Sin ninguna concesión al populismo, lo cierto es que no son los ciudadanos los que quieren alejarse del proceso de construcción europea sino los dirigentes políticos los que buscan la manera de alejarse de sus ciudadanos. La ratificación en referéndum del Tratado Constitucional se presentó como una valiosa credencial para afianzar la posición de España en la nueva Unión Europea. Ahora parece que se ha vuelto un engorro que no debe recordarse una vez que el futuro de la Unión ha pasado de las urnas a los despachos. Y así, sin hacer ruido, ante la probable indiferencia de una opinión pública que traduce en desinterés tres años de aislacionismo deliberadamente promovido por Rodríguez Zapatero, la participación accionarial de España en esa sociedad política y económica que es la Unión Europea va a ser determinada por el diseño franco-alemán sin que nadie explique qué valor ha tenido una consulta popular.

La construcción europea exige pragmatismo para superar su actual crisis después de un proceso de ampliación tal vez inevitable desde el punto de vista político pero muy difícil de asimilar. El estupor inicial tras el rechazo de Francia y Holanda al Tratado Constitucional se ha transformado en una incertidumbre paralizante ante un futuro que hoy se percibe demasiado desafiante para las capacidades, los mecanismos institucionales y el liderazgo de la Unión.

» Extractos de registros
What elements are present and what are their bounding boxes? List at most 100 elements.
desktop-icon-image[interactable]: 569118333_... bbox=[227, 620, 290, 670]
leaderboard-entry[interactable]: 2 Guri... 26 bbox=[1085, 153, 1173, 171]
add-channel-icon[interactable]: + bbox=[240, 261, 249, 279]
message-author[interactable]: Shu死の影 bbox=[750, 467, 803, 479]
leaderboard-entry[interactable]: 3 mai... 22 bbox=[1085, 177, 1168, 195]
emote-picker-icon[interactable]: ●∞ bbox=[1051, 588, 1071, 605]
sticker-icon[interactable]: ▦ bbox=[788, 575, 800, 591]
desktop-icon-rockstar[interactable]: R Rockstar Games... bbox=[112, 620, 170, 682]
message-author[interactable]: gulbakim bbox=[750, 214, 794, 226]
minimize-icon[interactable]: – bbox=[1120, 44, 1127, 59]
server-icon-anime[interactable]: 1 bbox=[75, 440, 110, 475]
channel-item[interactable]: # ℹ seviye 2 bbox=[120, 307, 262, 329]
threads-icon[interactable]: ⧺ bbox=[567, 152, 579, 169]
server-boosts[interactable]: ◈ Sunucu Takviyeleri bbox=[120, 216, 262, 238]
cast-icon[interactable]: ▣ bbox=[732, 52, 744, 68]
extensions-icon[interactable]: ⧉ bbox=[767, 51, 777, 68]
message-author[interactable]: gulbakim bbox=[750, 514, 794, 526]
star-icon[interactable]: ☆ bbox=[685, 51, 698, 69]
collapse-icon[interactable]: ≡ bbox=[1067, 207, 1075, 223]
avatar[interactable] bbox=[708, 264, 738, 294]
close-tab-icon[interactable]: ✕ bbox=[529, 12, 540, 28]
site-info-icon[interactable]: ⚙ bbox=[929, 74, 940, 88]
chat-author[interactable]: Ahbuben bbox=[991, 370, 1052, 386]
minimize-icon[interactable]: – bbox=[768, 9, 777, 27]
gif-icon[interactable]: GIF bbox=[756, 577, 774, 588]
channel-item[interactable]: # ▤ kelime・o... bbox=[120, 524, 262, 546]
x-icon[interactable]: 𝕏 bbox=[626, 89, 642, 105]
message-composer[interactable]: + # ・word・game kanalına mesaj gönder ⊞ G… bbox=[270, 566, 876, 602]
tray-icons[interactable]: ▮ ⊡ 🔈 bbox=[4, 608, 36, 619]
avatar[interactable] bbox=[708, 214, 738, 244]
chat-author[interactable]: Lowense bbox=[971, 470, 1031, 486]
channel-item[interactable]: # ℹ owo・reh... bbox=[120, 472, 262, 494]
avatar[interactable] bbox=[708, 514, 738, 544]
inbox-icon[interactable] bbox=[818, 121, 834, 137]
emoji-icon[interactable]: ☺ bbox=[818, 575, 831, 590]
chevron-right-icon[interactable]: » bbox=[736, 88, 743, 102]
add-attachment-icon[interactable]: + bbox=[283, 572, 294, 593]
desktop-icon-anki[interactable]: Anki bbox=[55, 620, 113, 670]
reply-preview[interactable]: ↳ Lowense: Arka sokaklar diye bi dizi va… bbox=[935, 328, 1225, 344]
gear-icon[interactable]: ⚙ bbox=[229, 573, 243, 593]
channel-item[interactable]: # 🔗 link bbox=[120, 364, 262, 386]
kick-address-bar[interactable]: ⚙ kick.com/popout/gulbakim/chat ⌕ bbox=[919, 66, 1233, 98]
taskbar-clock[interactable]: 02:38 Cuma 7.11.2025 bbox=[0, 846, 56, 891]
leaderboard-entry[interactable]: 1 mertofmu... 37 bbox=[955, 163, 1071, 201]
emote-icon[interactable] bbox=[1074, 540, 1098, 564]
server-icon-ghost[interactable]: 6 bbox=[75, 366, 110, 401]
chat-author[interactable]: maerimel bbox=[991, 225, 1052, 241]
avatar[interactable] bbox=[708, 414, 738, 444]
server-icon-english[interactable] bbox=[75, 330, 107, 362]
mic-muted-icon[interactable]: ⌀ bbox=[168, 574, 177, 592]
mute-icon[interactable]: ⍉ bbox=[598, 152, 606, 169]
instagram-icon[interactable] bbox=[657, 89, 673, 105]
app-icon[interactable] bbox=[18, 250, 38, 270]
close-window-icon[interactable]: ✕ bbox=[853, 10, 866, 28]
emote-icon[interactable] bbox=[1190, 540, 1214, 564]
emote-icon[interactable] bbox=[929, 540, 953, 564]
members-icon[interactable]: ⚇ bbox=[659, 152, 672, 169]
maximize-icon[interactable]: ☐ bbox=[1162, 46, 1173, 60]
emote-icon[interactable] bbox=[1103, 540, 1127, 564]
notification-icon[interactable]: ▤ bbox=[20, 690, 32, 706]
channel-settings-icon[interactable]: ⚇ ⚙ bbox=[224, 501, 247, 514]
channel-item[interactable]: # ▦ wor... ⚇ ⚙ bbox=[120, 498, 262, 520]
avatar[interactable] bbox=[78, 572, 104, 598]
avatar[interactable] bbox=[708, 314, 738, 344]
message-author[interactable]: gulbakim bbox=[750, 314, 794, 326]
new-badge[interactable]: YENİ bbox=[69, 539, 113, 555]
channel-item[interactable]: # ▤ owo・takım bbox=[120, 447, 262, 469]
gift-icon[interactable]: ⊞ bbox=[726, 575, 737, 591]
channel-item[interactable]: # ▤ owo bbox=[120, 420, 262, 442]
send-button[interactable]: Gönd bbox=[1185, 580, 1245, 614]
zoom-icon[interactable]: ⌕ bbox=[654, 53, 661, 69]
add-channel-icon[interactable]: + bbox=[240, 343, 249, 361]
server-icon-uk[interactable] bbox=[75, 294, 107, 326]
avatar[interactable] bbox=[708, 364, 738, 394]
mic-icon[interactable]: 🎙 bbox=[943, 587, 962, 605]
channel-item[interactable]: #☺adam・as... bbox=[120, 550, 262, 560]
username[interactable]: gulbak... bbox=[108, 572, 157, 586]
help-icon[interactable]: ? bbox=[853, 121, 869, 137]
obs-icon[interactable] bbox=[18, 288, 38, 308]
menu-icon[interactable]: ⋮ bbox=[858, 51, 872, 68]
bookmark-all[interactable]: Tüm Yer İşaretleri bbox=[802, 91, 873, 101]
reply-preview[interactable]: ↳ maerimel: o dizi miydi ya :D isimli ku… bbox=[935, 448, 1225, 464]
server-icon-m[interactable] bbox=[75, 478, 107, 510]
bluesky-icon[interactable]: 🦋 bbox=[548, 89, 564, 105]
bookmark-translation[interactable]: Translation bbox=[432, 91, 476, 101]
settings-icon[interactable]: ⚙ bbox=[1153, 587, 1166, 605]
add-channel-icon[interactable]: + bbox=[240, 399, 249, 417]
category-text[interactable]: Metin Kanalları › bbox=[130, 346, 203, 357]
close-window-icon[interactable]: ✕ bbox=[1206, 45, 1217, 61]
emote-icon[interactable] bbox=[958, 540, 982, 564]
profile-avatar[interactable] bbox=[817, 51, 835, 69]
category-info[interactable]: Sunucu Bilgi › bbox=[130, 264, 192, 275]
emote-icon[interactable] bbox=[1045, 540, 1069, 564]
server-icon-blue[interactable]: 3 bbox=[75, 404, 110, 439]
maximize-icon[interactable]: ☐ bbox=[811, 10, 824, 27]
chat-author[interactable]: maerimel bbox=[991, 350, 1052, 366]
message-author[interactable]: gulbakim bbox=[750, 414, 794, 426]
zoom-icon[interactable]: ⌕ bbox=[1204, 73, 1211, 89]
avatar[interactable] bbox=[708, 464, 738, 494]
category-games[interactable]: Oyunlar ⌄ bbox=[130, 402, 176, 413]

» Tarea
Escribe la continuación del fragmento sobre la crisis de la construcción europea y el Tratado Constitucional, empezando después de su última oración.

» Respuesta a la tarea
Pero el pragmatismo, el realismo o cualquier otra apelación de esta naturaleza debe ser un argumento que ha de ventilarse en el debate público y democrático, no un sustitutivo de éste ni una justificación para ahogarlo. Debería estar claro a estas alturas que el remedio a la crisis de la Unión no puede venir de un ejercicio de despotismo ilustrado que empuje el péndulo de la construcción europea desde las ambiciones plebiscitarias fallidas hacia una conjura silenciosa que aísle ese proceso del contraste con la realidad y de los principios de legitimación democráticos.

El síntoma de este peligro es la atrofia del debate público que en España alcanza niveles de desinterés realmente preocupantes. Se podrá decir, con razón, que las cosas le han ido a nuestro país bastante bien, de modo que la Unión Europea, con salvedades sectoriales, se ha mantenido en la percepción de los españoles como solución mucho más que como problema. Para ello ha sido decisiva una continuidad más que básica en la política europea de los sucesivos gobiernos, sostenida en un aparato administrativo y diplomático estable y altamente cualificado. Sin embargo, esta continuidad se rompe con el actual Gobierno, con su fallida apuesta por alianzas personales con líderes en retirada, con su obsesión por actuar de manera reactiva respecto a lo hecho por el Ejecutivo anterior, y con la apatía y práctica desaparición de Rodríguez Zapatero de la escena europea en la que está por hacer una contribución consistente.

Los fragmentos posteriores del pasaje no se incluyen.